Short task.
Answer with a single number: the count of lines that include the string "this".

Data entries.
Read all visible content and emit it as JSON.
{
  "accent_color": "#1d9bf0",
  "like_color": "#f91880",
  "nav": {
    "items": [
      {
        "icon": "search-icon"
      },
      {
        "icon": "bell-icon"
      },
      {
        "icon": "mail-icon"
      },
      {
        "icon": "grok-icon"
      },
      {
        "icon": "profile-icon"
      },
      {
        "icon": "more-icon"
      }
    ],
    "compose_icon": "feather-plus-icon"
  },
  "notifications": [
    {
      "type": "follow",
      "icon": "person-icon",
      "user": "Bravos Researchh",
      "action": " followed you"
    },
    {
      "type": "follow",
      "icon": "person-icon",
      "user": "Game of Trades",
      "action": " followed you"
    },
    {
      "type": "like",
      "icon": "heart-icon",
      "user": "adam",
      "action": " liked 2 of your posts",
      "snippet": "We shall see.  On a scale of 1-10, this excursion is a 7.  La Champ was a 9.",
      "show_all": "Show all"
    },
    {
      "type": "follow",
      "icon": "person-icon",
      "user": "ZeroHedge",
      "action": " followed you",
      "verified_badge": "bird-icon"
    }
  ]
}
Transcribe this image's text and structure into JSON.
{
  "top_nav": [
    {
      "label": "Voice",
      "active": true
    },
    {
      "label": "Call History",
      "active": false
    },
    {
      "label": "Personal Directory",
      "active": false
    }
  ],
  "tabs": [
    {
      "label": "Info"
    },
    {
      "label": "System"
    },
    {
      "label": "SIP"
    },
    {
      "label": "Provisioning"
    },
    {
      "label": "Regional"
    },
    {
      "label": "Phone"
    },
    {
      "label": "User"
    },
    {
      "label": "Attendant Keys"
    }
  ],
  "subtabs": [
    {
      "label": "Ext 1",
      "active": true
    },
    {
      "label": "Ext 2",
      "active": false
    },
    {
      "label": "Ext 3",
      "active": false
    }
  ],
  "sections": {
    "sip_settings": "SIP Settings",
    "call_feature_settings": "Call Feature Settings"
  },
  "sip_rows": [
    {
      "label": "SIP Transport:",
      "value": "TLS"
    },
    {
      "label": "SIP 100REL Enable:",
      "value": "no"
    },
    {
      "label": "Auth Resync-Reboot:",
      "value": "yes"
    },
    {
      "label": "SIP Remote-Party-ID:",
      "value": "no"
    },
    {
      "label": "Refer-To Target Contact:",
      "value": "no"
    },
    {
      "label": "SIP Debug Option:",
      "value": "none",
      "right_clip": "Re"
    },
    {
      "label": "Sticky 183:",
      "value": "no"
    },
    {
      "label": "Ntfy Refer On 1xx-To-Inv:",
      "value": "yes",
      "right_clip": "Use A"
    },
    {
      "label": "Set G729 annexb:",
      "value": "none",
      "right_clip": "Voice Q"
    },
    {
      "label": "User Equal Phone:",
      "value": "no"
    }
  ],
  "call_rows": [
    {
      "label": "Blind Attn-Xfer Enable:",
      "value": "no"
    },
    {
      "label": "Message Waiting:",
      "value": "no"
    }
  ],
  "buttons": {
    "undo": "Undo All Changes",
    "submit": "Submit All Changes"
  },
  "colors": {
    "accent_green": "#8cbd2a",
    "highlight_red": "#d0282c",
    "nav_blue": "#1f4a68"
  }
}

Final result.
2